- Set problem -
Report how many lines of these entries hold the string "每年可以收取"; reply with the number alone.

▼

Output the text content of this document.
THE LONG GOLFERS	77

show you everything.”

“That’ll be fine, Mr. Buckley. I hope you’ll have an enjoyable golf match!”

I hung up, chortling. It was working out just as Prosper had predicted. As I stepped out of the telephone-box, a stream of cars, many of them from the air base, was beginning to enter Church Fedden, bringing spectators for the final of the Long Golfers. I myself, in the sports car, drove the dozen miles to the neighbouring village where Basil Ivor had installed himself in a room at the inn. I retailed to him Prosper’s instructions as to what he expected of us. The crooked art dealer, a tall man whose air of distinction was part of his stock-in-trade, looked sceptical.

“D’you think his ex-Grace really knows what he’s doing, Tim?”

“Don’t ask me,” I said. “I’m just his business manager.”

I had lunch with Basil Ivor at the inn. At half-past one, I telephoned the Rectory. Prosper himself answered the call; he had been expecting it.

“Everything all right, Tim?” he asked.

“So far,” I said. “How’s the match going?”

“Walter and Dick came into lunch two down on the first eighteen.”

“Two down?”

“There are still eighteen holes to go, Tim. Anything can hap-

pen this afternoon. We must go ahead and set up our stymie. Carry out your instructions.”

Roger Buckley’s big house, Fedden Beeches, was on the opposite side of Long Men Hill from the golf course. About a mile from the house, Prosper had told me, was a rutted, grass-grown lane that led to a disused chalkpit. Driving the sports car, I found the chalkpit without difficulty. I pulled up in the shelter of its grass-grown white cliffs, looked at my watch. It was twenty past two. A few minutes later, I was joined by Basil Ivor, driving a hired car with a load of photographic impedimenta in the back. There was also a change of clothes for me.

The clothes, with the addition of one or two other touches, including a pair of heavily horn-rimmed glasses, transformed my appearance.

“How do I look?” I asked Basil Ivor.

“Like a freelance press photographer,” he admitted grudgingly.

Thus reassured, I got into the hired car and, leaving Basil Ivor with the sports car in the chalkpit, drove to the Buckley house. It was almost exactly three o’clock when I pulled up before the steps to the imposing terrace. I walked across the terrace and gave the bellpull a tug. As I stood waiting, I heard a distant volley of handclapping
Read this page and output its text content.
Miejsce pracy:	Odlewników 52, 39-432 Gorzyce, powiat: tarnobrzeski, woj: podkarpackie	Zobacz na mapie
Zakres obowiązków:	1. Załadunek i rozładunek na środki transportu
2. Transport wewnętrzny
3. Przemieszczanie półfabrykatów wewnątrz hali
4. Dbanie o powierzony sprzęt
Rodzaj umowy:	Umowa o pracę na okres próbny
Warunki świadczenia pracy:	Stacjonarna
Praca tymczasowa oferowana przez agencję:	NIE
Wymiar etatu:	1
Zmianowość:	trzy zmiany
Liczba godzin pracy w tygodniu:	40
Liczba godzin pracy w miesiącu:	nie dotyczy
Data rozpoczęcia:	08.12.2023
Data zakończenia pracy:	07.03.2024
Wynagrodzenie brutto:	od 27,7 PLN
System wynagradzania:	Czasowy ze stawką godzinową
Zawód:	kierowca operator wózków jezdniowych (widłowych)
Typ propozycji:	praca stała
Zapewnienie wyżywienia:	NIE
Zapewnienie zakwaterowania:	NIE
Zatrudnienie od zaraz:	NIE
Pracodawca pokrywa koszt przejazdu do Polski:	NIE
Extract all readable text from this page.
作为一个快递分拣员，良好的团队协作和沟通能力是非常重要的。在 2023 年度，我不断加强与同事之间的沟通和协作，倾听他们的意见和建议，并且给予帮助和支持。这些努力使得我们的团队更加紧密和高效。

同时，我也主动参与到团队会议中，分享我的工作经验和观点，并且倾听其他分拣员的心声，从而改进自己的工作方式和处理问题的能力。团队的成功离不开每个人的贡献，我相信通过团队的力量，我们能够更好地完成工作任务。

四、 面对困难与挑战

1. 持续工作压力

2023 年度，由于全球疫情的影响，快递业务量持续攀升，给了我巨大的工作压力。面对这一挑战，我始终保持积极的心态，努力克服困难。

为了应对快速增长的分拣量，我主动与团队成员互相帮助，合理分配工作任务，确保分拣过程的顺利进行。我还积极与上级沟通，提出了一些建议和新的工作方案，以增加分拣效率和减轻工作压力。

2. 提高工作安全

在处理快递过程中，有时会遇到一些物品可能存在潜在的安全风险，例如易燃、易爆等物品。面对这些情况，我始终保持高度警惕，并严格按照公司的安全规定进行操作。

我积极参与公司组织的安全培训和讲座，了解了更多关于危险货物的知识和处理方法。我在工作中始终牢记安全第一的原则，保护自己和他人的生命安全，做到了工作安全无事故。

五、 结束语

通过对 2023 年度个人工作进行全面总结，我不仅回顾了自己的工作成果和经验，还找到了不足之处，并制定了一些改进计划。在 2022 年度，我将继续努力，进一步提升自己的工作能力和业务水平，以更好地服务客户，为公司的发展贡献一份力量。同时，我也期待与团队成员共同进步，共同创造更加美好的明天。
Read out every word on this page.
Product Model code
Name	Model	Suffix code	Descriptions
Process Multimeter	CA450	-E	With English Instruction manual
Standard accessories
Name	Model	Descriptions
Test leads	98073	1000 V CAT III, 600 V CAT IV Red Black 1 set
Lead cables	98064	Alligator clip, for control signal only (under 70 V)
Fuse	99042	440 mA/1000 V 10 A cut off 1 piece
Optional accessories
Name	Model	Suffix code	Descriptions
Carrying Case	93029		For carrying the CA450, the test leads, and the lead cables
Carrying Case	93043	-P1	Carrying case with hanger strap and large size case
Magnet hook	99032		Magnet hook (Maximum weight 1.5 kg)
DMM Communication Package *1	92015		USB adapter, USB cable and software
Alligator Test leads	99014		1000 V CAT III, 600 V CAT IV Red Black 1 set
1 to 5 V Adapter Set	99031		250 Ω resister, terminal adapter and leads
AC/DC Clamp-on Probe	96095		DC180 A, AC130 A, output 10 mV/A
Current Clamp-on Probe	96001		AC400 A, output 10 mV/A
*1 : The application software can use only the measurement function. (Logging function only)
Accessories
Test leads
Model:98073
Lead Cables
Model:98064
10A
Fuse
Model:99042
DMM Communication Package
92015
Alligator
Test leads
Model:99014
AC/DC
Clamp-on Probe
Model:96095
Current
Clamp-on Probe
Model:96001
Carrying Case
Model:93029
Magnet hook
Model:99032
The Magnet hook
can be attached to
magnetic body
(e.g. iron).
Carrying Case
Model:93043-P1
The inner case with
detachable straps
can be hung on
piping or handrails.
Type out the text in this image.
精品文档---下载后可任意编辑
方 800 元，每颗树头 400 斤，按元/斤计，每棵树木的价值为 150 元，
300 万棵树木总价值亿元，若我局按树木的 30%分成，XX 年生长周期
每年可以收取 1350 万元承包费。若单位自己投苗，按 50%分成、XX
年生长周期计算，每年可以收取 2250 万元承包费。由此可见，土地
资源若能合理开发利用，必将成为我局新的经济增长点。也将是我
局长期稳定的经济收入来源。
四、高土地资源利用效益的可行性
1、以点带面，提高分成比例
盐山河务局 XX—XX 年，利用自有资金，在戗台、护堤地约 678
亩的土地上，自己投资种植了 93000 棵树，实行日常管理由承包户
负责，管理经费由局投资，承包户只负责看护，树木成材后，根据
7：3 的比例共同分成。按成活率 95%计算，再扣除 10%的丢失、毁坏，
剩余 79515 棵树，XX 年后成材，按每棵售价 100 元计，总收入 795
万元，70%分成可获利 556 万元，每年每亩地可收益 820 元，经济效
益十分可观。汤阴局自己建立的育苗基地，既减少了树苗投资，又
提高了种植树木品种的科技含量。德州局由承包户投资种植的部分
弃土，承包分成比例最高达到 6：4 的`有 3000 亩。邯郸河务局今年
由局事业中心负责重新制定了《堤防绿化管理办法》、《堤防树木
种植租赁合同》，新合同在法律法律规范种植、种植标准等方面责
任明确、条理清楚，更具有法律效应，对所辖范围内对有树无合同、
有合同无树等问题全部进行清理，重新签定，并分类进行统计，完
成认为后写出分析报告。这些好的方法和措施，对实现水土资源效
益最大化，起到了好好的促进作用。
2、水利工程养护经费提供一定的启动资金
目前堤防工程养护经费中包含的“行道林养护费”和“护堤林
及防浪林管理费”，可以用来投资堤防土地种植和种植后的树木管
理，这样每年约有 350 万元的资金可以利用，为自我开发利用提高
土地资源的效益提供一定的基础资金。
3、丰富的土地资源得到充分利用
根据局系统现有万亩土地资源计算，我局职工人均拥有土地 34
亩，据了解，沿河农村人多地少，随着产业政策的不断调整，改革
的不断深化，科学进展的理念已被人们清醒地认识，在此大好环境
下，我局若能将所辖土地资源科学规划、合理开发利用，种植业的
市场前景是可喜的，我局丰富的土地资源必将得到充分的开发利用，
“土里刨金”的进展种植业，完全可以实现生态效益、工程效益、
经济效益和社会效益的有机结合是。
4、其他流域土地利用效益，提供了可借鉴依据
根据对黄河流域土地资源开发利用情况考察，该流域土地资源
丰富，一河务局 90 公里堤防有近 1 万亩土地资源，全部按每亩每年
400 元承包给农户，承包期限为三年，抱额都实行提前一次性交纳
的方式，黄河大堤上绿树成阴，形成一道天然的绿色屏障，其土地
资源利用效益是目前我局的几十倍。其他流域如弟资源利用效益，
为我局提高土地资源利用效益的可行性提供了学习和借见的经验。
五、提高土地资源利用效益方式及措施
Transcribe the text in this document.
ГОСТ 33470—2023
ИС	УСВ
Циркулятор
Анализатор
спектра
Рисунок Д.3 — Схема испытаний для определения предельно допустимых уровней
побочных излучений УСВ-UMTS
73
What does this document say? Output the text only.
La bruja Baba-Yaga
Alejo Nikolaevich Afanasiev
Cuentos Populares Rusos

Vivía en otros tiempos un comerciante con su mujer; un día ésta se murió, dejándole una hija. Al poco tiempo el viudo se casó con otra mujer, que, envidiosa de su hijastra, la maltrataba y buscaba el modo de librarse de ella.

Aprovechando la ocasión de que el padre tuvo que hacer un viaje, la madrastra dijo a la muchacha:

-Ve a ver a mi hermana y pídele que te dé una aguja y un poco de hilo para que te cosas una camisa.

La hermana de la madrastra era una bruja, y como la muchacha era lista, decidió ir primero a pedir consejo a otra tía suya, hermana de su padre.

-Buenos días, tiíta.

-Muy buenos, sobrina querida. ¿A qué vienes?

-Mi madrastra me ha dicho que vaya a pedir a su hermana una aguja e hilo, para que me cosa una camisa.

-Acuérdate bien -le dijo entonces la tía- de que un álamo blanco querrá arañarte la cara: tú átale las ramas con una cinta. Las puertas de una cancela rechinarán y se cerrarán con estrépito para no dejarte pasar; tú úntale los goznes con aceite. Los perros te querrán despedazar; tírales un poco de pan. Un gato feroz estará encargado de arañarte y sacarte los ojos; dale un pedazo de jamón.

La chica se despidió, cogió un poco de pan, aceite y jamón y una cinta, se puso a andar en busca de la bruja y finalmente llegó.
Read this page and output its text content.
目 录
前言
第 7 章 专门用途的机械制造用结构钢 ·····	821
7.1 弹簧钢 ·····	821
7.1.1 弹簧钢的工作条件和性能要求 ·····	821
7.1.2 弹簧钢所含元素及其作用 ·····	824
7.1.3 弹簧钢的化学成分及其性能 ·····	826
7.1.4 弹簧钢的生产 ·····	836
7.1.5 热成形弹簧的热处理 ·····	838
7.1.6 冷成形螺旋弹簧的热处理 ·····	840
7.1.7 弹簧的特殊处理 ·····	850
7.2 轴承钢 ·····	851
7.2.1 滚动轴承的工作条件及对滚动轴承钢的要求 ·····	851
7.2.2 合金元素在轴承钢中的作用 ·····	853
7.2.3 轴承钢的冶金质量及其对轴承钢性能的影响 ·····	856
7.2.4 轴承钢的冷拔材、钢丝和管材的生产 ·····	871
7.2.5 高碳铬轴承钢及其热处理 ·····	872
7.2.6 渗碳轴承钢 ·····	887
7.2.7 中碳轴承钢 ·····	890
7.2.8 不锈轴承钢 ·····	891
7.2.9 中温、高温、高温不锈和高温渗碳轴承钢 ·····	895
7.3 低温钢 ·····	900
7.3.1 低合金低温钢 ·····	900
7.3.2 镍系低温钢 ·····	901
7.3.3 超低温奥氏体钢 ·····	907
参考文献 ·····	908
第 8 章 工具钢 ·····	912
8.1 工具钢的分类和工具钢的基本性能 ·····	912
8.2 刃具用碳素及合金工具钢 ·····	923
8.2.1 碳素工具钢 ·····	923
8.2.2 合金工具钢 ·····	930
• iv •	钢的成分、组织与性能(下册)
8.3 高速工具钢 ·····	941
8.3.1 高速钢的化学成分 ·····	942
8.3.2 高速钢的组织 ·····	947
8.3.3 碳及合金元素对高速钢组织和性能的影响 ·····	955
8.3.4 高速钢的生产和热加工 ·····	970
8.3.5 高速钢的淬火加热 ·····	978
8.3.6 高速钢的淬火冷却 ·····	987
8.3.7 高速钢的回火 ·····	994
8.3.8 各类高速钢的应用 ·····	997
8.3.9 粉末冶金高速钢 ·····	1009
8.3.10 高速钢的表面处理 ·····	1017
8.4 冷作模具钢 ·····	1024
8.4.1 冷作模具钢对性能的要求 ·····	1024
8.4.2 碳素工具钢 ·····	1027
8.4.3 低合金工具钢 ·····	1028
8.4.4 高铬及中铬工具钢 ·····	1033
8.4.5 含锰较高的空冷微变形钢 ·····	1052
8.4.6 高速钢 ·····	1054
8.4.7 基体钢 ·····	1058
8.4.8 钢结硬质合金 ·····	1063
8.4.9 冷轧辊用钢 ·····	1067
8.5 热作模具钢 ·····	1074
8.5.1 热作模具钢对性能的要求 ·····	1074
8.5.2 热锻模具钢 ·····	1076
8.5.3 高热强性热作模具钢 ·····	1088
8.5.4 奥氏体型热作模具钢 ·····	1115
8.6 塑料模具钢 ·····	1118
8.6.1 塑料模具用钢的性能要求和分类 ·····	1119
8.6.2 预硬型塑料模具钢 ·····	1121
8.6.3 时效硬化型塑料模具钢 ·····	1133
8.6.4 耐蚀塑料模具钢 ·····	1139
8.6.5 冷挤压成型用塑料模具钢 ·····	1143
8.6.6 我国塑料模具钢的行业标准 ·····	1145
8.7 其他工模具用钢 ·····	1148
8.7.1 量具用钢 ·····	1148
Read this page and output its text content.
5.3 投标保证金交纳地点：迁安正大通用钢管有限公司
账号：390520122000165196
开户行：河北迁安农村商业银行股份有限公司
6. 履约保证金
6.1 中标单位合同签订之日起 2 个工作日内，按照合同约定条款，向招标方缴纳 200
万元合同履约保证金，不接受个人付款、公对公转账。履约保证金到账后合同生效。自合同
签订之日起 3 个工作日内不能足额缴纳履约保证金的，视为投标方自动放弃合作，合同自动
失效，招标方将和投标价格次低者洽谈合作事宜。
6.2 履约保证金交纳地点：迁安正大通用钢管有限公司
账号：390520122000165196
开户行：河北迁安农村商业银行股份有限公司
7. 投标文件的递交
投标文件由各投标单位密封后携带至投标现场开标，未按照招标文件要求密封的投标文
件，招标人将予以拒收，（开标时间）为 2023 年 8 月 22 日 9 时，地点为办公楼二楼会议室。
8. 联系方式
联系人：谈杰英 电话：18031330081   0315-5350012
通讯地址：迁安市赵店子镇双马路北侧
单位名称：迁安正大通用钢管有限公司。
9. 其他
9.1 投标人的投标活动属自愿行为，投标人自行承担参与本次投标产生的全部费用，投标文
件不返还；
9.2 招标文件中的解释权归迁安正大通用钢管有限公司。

▲

- Exercise response -
2